— START Exercise data —

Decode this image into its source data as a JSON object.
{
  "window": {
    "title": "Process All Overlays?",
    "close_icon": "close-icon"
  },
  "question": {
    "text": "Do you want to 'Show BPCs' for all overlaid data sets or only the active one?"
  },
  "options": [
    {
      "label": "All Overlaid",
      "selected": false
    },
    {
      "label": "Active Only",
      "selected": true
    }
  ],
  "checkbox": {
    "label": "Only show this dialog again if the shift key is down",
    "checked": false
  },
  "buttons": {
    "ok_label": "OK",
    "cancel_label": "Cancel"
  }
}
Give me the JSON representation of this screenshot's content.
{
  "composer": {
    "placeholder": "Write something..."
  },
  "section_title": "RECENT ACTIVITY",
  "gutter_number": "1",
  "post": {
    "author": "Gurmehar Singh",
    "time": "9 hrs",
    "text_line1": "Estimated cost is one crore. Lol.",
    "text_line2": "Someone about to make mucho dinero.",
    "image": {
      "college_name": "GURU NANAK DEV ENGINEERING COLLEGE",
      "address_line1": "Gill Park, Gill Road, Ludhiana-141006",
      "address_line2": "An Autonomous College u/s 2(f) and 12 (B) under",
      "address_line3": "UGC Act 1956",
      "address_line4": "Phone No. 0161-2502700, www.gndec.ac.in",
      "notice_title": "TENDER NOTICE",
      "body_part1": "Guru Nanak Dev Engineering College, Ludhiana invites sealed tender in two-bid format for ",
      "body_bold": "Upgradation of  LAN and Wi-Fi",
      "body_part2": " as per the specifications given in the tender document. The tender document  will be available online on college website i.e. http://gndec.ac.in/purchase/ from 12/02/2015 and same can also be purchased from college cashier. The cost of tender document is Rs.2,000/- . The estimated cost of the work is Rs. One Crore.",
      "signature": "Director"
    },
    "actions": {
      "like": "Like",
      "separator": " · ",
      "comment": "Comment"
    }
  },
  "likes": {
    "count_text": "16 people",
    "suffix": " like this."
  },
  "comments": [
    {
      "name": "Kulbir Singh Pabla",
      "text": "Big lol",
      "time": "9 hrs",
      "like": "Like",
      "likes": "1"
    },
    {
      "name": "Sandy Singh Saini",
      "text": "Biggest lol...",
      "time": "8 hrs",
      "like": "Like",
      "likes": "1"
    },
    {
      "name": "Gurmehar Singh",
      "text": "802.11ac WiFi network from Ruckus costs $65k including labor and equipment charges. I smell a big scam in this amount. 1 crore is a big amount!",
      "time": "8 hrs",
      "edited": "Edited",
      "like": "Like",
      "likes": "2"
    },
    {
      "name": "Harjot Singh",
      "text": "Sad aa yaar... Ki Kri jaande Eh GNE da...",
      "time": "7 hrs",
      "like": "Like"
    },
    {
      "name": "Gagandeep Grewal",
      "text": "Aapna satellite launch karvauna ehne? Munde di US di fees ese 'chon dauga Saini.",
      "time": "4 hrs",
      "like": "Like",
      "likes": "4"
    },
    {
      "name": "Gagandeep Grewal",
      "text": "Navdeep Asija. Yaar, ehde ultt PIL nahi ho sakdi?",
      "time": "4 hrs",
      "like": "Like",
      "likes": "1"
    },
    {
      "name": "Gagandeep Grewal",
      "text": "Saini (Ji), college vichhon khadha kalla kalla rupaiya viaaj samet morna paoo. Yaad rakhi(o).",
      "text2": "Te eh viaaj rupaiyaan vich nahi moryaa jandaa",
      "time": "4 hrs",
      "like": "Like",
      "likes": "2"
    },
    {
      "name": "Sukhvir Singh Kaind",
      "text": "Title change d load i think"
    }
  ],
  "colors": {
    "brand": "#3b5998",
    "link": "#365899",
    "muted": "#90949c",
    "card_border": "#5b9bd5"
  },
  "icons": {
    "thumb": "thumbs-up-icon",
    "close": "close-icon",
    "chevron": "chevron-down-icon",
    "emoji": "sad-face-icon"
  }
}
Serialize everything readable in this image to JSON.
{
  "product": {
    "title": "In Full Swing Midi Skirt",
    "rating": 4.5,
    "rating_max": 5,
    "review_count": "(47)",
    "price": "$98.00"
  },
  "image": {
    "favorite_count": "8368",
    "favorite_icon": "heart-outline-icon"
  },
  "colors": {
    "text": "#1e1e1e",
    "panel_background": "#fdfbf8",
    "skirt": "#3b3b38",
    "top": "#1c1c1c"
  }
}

— END Exercise data —

Goal: Pull out each record as written and restate it exactly.

Expected answer:
Decode this image into its source data as a JSON object.
{
  "window": {
    "title": "Process All Overlays?",
    "close_icon": "close-icon"
  },
  "question": {
    "text": "Do you want to 'Show BPCs' for all overlaid data sets or only the active one?"
  },
  "options": [
    {
      "label": "All Overlaid",
      "selected": false
    },
    {
      "label": "Active Only",
      "selected": true
    }
  ],
  "checkbox": {
    "label": "Only show this dialog again if the shift key is down",
    "checked": false
  },
  "buttons": {
    "ok_label": "OK",
    "cancel_label": "Cancel"
  }
}
Give me the JSON representation of this screenshot's content.
{
  "composer": {
    "placeholder": "Write something..."
  },
  "section_title": "RECENT ACTIVITY",
  "gutter_number": "1",
  "post": {
    "author": "Gurmehar Singh",
    "time": "9 hrs",
    "text_line1": "Estimated cost is one crore. Lol.",
    "text_line2": "Someone about to make mucho dinero.",
    "image": {
      "college_name": "GURU NANAK DEV ENGINEERING COLLEGE",
      "address_line1": "Gill Park, Gill Road, Ludhiana-141006",
      "address_line2": "An Autonomous College u/s 2(f) and 12 (B) under",
      "address_line3": "UGC Act 1956",
      "address_line4": "Phone No. 0161-2502700, www.gndec.ac.in",
      "notice_title": "TENDER NOTICE",
      "body_part1": "Guru Nanak Dev Engineering College, Ludhiana invites sealed tender in two-bid format for ",
      "body_bold": "Upgradation of  LAN and Wi-Fi",
      "body_part2": " as per the specifications given in the tender document. The tender document  will be available online on college website i.e. http://gndec.ac.in/purchase/ from 12/02/2015 and same can also be purchased from college cashier. The cost of tender document is Rs.2,000/- . The estimated cost of the work is Rs. One Crore.",
      "signature": "Director"
    },
    "actions": {
      "like": "Like",
      "separator": " · ",
      "comment": "Comment"
    }
  },
  "likes": {
    "count_text": "16 people",
    "suffix": " like this."
  },
  "comments": [
    {
      "name": "Kulbir Singh Pabla",
      "text": "Big lol",
      "time": "9 hrs",
      "like": "Like",
      "likes": "1"
    },
    {
      "name": "Sandy Singh Saini",
      "text": "Biggest lol...",
      "time": "8 hrs",
      "like": "Like",
      "likes": "1"
    },
    {
      "name": "Gurmehar Singh",
      "text": "802.11ac WiFi network from Ruckus costs $65k including labor and equipment charges. I smell a big scam in this amount. 1 crore is a big amount!",
      "time": "8 hrs",
      "edited": "Edited",
      "like": "Like",
      "likes": "2"
    },
    {
      "name": "Harjot Singh",
      "text": "Sad aa yaar... Ki Kri jaande Eh GNE da...",
      "time": "7 hrs",
      "like": "Like"
    },
    {
      "name": "Gagandeep Grewal",
      "text": "Aapna satellite launch karvauna ehne? Munde di US di fees ese 'chon dauga Saini.",
      "time": "4 hrs",
      "like": "Like",
      "likes": "4"
    },
    {
      "name": "Gagandeep Grewal",
      "text": "Navdeep Asija. Yaar, ehde ultt PIL nahi ho sakdi?",
      "time": "4 hrs",
      "like": "Like",
      "likes": "1"
    },
    {
      "name": "Gagandeep Grewal",
      "text": "Saini (Ji), college vichhon khadha kalla kalla rupaiya viaaj samet morna paoo. Yaad rakhi(o).",
      "text2": "Te eh viaaj rupaiyaan vich nahi moryaa jandaa",
      "time": "4 hrs",
      "like": "Like",
      "likes": "2"
    },
    {
      "name": "Sukhvir Singh Kaind",
      "text": "Title change d load i think"
    }
  ],
  "colors": {
    "brand": "#3b5998",
    "link": "#365899",
    "muted": "#90949c",
    "card_border": "#5b9bd5"
  },
  "icons": {
    "thumb": "thumbs-up-icon",
    "close": "close-icon",
    "chevron": "chevron-down-icon",
    "emoji": "sad-face-icon"
  }
}
Serialize everything readable in this image to JSON.
{
  "product": {
    "title": "In Full Swing Midi Skirt",
    "rating": 4.5,
    "rating_max": 5,
    "review_count": "(47)",
    "price": "$98.00"
  },
  "image": {
    "favorite_count": "8368",
    "favorite_icon": "heart-outline-icon"
  },
  "colors": {
    "text": "#1e1e1e",
    "panel_background": "#fdfbf8",
    "skirt": "#3b3b38",
    "top": "#1c1c1c"
  }
}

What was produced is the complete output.